Figure record extracts:
----
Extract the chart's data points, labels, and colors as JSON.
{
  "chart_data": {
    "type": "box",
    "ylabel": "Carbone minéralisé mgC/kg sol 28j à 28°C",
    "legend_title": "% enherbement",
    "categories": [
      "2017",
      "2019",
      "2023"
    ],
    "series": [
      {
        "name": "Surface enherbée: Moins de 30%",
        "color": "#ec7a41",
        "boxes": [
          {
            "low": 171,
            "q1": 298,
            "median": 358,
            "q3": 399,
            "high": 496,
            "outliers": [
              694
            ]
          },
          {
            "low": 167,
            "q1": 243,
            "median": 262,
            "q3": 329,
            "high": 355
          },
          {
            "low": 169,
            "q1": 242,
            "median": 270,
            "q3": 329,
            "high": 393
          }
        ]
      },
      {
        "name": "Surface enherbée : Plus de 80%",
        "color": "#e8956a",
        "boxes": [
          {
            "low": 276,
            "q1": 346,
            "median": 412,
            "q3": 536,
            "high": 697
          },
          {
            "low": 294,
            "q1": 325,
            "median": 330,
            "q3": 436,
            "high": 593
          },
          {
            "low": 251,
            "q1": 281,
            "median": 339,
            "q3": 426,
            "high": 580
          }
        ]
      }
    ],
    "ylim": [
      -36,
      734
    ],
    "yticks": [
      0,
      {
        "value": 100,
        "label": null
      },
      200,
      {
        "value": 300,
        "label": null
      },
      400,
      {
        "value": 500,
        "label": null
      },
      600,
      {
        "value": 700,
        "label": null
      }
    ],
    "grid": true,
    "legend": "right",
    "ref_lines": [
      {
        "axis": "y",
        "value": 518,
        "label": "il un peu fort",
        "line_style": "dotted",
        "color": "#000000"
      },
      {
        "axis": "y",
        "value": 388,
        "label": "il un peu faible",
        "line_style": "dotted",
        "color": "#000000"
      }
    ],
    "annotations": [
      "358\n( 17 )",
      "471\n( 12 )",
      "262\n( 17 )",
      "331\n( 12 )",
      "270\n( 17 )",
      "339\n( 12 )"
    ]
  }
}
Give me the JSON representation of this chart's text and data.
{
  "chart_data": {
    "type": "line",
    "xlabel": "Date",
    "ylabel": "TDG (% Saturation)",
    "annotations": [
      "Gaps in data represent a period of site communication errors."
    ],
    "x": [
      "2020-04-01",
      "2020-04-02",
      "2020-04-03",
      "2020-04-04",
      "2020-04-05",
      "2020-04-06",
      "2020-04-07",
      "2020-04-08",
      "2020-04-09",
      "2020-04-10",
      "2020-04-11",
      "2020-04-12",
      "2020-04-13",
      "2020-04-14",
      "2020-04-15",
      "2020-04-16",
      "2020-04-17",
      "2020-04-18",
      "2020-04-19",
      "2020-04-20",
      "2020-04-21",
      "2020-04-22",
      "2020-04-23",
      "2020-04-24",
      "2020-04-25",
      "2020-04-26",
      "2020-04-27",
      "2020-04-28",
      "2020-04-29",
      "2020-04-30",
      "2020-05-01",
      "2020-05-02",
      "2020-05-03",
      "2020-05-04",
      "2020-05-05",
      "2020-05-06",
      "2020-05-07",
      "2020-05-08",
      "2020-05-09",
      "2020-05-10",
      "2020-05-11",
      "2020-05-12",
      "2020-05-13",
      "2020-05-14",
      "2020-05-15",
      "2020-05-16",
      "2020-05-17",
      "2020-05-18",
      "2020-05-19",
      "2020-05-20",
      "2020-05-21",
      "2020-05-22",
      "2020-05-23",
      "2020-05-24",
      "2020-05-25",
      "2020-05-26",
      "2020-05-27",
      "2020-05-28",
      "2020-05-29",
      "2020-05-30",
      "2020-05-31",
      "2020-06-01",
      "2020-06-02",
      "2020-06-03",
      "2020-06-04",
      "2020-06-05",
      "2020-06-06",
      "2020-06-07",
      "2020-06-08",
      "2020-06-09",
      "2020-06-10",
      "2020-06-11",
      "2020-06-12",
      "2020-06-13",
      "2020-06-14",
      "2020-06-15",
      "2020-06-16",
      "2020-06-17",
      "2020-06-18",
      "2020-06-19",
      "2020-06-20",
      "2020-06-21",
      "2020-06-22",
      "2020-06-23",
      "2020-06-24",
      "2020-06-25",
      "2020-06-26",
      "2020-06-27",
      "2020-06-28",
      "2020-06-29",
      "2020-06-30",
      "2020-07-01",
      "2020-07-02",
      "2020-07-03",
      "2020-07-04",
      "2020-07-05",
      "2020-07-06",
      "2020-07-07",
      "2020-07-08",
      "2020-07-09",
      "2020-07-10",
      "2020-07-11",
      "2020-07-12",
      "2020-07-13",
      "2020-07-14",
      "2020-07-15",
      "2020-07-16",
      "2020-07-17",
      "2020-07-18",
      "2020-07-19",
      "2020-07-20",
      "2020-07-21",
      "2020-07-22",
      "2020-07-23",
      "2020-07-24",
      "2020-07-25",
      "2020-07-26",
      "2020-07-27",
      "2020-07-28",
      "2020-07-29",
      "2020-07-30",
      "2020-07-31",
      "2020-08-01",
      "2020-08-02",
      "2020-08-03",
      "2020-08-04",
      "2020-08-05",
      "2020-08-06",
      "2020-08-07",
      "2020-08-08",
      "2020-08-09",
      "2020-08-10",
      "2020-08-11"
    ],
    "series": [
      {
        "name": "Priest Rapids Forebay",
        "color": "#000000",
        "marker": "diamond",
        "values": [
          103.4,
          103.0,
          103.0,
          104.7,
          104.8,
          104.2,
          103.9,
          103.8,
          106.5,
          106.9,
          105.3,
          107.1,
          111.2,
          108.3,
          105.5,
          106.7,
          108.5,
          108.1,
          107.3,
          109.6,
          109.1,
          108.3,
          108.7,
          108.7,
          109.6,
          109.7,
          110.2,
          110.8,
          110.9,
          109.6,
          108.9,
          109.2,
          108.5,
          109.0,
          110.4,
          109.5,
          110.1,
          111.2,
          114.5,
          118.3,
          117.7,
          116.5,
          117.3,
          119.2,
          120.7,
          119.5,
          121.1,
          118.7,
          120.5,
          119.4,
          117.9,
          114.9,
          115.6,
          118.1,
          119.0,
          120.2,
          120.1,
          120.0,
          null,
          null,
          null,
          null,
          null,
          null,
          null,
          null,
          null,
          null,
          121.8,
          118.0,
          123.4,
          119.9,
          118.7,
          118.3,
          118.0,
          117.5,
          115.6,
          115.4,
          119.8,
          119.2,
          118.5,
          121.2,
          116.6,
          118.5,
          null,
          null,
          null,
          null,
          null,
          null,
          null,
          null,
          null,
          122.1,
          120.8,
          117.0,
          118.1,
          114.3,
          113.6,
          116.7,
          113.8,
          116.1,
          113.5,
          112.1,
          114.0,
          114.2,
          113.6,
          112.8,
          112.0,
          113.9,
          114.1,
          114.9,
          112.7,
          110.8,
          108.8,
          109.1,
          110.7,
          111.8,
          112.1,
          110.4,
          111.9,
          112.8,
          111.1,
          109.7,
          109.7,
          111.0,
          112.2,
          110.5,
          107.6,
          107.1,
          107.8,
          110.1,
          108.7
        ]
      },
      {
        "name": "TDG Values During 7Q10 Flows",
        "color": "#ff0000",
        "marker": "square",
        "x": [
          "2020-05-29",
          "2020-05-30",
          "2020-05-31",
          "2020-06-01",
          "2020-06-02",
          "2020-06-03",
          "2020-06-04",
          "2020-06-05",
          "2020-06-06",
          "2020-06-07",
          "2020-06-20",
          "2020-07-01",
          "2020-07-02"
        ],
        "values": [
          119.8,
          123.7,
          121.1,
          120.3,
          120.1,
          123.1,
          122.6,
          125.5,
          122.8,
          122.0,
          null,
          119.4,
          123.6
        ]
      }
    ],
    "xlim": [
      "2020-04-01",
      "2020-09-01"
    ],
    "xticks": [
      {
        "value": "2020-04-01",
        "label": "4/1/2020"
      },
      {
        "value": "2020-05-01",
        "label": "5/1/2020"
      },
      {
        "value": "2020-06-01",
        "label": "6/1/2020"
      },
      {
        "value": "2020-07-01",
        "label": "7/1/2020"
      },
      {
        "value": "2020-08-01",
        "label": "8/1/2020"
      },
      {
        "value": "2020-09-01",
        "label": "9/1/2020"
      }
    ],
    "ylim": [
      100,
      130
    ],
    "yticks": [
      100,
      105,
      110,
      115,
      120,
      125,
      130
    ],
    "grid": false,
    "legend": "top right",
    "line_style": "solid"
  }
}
----
What is required: Go through the data and gather every line that holds "JSON".

Answer:
Extract the chart's data points, labels, and colors as JSON.
Give me the JSON representation of this chart's text and data.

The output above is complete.